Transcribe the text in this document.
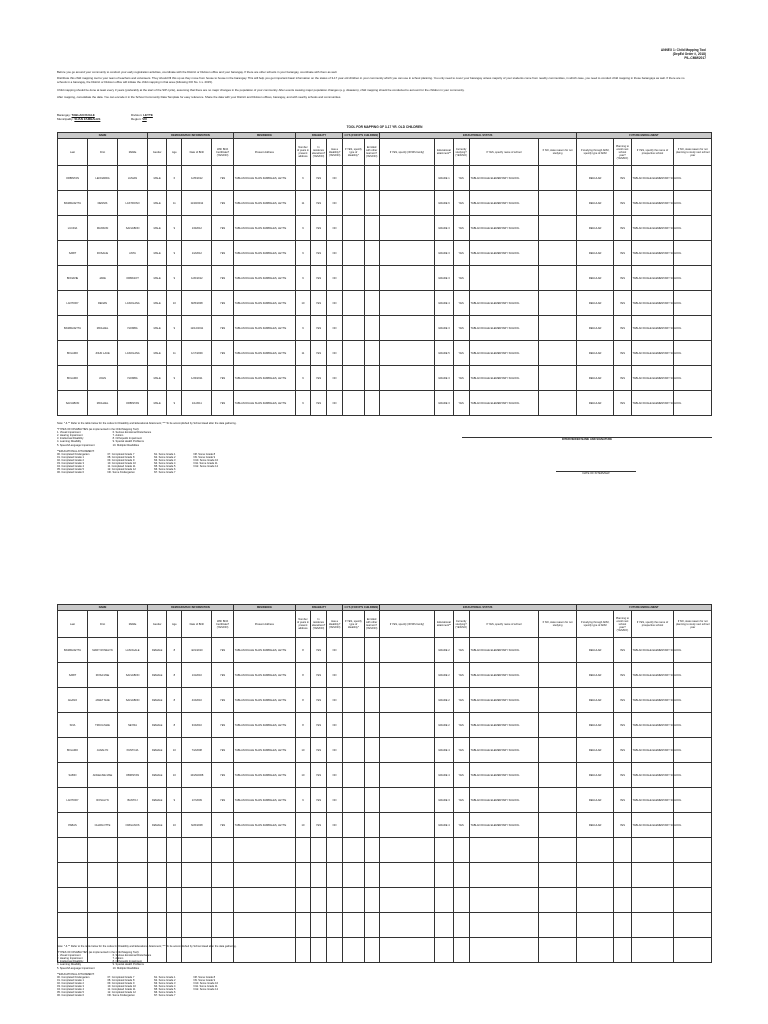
ANNEX 1: Child Mapping Tool
(DepEd Order #, 2018)
PIL-CMM/2017
Before you go around your community to conduct your early registration activities, coordinate with the District or Division office and your barangay. If there are other schools in your barangay, coordinate with them as well.
Distribute this child mapping tool to your team of teachers and volunteers. They should fill this up as they move from house to house in the barangay. This will help you get important basic information on the status of 3-17 year old children in your community which you can use in school planning. You only need to cover your barangay unless majority of your students come from nearby communities, in which case, you need to conduct child mapping in those barangays as well. If there are no schools in a barangay, the District or Division office will initiate the child mapping in that area (following DO No. 1 s. 2015).
Child mapping should be done at least every 3 years (preferably at the start of the SIP cycle), assuming that there are no major changes in the population of your community. After events causing major population changes (e.g. disasters), child mapping should be conducted to account for the children in your community.
After mapping, consolidate the data. You can encode it in the School Community Data Template for easy reference. Share the data with your District and Division offices, barangay, and with nearby schools and communities.
Barangay: TABLAN DUALE
Municipality: SUAN ZAMBALES
Division: LEYTE
Region: VIII
TOOL FOR MAPPING OF 3-17 YR. OLD CHILDREN
NAME			DEMOGRAPHIC INFORMATION				RESIDENCE	DISABILITY			4 C'S (FOR IP'S CHILDREN)		EDUCATIONAL STATUS					FUTURE ENROLLMENT			
Last	First	Middle	Gender	Age	Date of Birth	With Birth Certificate? (YES/NO)	Present Address	Number of years in present address	In residence elsewhere? (YES/NO)	Has a disability? (YES/NO)	If YES, specify type of disability*	Enrolled with other learners? (YES/NO)	If YES, specify (IP/4Ps family)	Educational attainment**	Currently studying? (YES/NO)	If YES, specify name of school	If NO, state reason for not studying	If studying through ADM, specify type of ADM	Planning to enroll next school year? (YES/NO)	If YES, specify the name of prospective school	If NO, state reason for not planning to study next school year
ORBISTAN	LEONARDA	LUMAN	MALE	6	1/25/2012	YES	TABLAN DUALE SUAN ZAMBALES, LEYTE	6	YES	NO				GRADE 1	YES	TABLAN DUALE ELEMENTARY SCHOOL		REGULAR	YES	TABLAN DUALE ELEMENTARY SCHOOL	
BASBACETTA	DENNIS	LASTROSO	MALE	11	11/18/2012	YES	TABLAN DUALE SUAN ZAMBALES, LEYTE	11	YES	NO				GRADE 6	YES	TABLAN DUALE ELEMENTARY SCHOOL		REGULAR	YES	TABLAN DUALE ELEMENTARY SCHOOL	
LUCINA	MANSON	SALVABON	MALE	9	1/9/2012	YES	TABLAN DUALE SUAN ZAMBALES, LEYTE	9	YES	NO				GRADE 3	YES	TABLAN DUALE ELEMENTARY SCHOOL		REGULAR	YES	TABLAN DUALE ELEMENTARY SCHOOL	
SABIT	ROSALIE	ANTA	MALE	9	1/2/2012	YES	TABLAN DUALE SUAN ZAMBALES, LEYTE	9	YES	NO				GRADE 3	YES	TABLAN DUALE ELEMENTARY SCHOOL		REGULAR	YES	TABLAN DUALE ELEMENTARY SCHOOL	
BONAVIE	JADE	ORBASOT	MALE	9	1/20/2012	YES	TABLAN DUALE SUAN ZAMBALES, LEYTE	9	YES	NO				GRADE 3	YES			REGULAR	YES	TABLAN DUALE ELEMENTARY SCHOOL	
LANTORY	RENAN	LASOGANA	MALE	10	8/25/2008	YES	TABLAN DUALE SUAN ZAMBALES, LEYTE	10	YES	NO				GRADE 4	YES	TABLAN DUALE ELEMENTARY SCHOOL		REGULAR	YES	TABLAN DUALE ELEMENTARY SCHOOL	
BASBACETTA	MICHAEL	ISOMBA	MALE	9	12/12/2011	YES	TABLAN DUALE SUAN ZAMBALES, LEYTE	9	YES	NO				GRADE 3	YES	TABLAN DUALE ELEMENTARY SCHOOL		REGULAR	YES	TABLAN DUALE ELEMENTARY SCHOOL	
BOLAMO	JOHN LACE	LASOGANA	MALE	11	1/17/2009	YES	TABLAN DUALE SUAN ZAMBALES, LEYTE	11	YES	NO				GRADE 5	YES	TABLAN DUALE ELEMENTARY SCHOOL		REGULAR	YES	TABLAN DUALE ELEMENTARY SCHOOL	
BOLAMO	JOHN	ISOMBA	MALE	9	1/20/2011	YES	TABLAN DUALE SUAN ZAMBALES, LEYTE	9	YES	NO				GRADE 3	YES	TABLAN DUALE ELEMENTARY SCHOOL		REGULAR	YES	TABLAN DUALE ELEMENTARY SCHOOL	
SALVABON	MICHAEL	ORBISTAN	MALE	9	1/1/2011	YES	TABLAN DUALE SUAN ZAMBALES, LEYTE	9	YES	NO				GRADE 3	YES	TABLAN DUALE ELEMENTARY SCHOOL		REGULAR	YES	TABLAN DUALE ELEMENTARY SCHOOL	
Note: * & ** Refer to the table below for the codes for Disability and Educational Attainment; *** To be accomplished by School Head after the data gathering.
*TYPES OF DISABILITIES (as implemented in the Child Mapping Tool):
1. Visual Impairment
2. Hearing Impairment
3. Intellectual Disability
4. Learning Disability
5. Speech/Language Impairment
6. Serious Emotional Disturbance
7. Autism
8. Orthopedic Impairment
9. Special Health Problems
10. Multiple Disabilities
**EDUCATIONAL ATTAINMENT:
00. Completed Kindergarten
01. Completed Grade 1
02. Completed Grade 2
03. Completed Grade 3
04. Completed Grade 4
05. Completed Grade 5
06. Completed Grade 6
07. Completed Grade 7
08. Completed Grade 8
09. Completed Grade 9
10. Completed Grade 10
11. Completed Grade 11
12. Completed Grade 12
NK. Some Kindergarten
N1. Some Grade 1
N2. Some Grade 2
N3. Some Grade 3
N4. Some Grade 4
N5. Some Grade 5
N6. Some Grade 6
N7. Some Grade 7
N8. Some Grade 8
N9. Some Grade 9
N10. Some Grade 10
N11. Some Grade 11
N12. Some Grade 12
INTERVIEWER NAME AND SIGNATURE
DATE OF INTERVIEW
NAME			DEMOGRAPHIC INFORMATION				RESIDENCE	DISABILITY			4 C'S (FOR IP'S CHILDREN)		EDUCATIONAL STATUS					FUTURE ENROLLMENT			
Last	First	Middle	Gender	Age	Date of Birth	With Birth Certificate? (YES/NO)	Present Address	Number of years in present address	In residence elsewhere? (YES/NO)	Has a disability? (YES/NO)	If YES, specify type of disability*	Enrolled with other learners? (YES/NO)	If YES, specify (IP/4Ps family)	Educational attainment**	Currently studying? (YES/NO)	If YES, specify name of school	If NO, state reason for not studying	If studying through ADM, specify type of ADM	Planning to enroll next school year? (YES/NO)	If YES, specify the name of prospective school	If NO, state reason for not planning to study next school year
BASBACETTA	MARY ROSELYN	LASOGALE	FEMALE	8	4/21/2010	YES	TABLAN DUALE SUAN ZAMBALES, LEYTE	8	YES	NO				GRADE 2	YES	TABLAN DUALE ELEMENTARY SCHOOL		REGULAR	YES	TABLAN DUALE ELEMENTARY SCHOOL	
SABIT	ROSA MAE	SALVABON	FEMALE	8	1/4/2010	YES	TABLAN DUALE SUAN ZAMBALES, LEYTE	8	YES	NO				GRADE 2	YES	TABLAN DUALE ELEMENTARY SCHOOL		REGULAR	YES	TABLAN DUALE ELEMENTARY SCHOOL	
AGANO	JANET MAE	SALVABON	FEMALE	8	4/3/2010	YES	TABLAN DUALE SUAN ZAMBALES, LEYTE	8	YES	NO				GRADE 2	YES	TABLAN DUALE ELEMENTARY SCHOOL		REGULAR	YES	TABLAN DUALE ELEMENTARY SCHOOL	
SIVA	TRICIA MAE	NEYRA	FEMALE	8	3/3/2010	YES	TABLAN DUALE SUAN ZAMBALES, LEYTE	8	YES	NO				GRADE 2	YES	TABLAN DUALE ELEMENTARY SCHOOL		REGULAR	YES	TABLAN DUALE ELEMENTARY SCHOOL	
BOLAMO	JANALYN	PANTOJA	FEMALE	10	7/2/2008	YES	TABLAN DUALE SUAN ZAMBALES, LEYTE	10	YES	NO				GRADE 4	YES	TABLAN DUALE ELEMENTARY SCHOOL		REGULAR	YES	TABLAN DUALE ELEMENTARY SCHOOL	
SABIO	ANGELINE MAE	OBRISTAN	FEMALE	10	10/29/2008	YES	TABLAN DUALE SUAN ZAMBALES, LEYTE	10	YES	NO				GRADE 4	YES	TABLAN DUALE ELEMENTARY SCHOOL		REGULAR	YES	TABLAN DUALE ELEMENTARY SCHOOL	
LANTORY	ROSALYN	BANTOJ	FEMALE	9	1/7/2009	YES	TABLAN DUALE SUAN ZAMBALES, LEYTE	9	YES	NO				GRADE 3	YES	TABLAN DUALE ELEMENTARY SCHOOL		REGULAR	YES	TABLAN DUALE ELEMENTARY SCHOOL	
PABAS	CHARLOTTE	ORIGANOS	FEMALE	10	6/26/2008	YES	TABLAN DUALE SUAN ZAMBALES, LEYTE	10	YES	NO				GRADE 4	YES	TABLAN DUALE ELEMENTARY SCHOOL		REGULAR	YES	TABLAN DUALE ELEMENTARY SCHOOL	

Note: * & ** Refer to the table below for the codes for Disability and Educational Attainment; *** To be accomplished by School Head after the data gathering.
*TYPES OF DISABILITIES (as implemented in the Child Mapping Tool):
1. Visual Impairment
2. Hearing Impairment
3. Intellectual Disability
4. Learning Disability
5. Speech/Language Impairment
6. Serious Emotional Disturbance
7. Autism
8. Orthopedic Impairment
9. Special Health Problems
10. Multiple Disabilities
**EDUCATIONAL ATTAINMENT:
00. Completed Kindergarten
01. Completed Grade 1
02. Completed Grade 2
03. Completed Grade 3
04. Completed Grade 4
05. Completed Grade 5
06. Completed Grade 6
07. Completed Grade 7
08. Completed Grade 8
09. Completed Grade 9
10. Completed Grade 10
11. Completed Grade 11
12. Completed Grade 12
NK. Some Kindergarten
N1. Some Grade 1
N2. Some Grade 2
N3. Some Grade 3
N4. Some Grade 4
N5. Some Grade 5
N6. Some Grade 6
N7. Some Grade 7
N8. Some Grade 8
N9. Some Grade 9
N10. Some Grade 10
N11. Some Grade 11
N12. Some Grade 12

----

## Given problem
Work out how many lines of the material above contain the word "BOLAMO", then give only that figure.

## Answer to this problem
3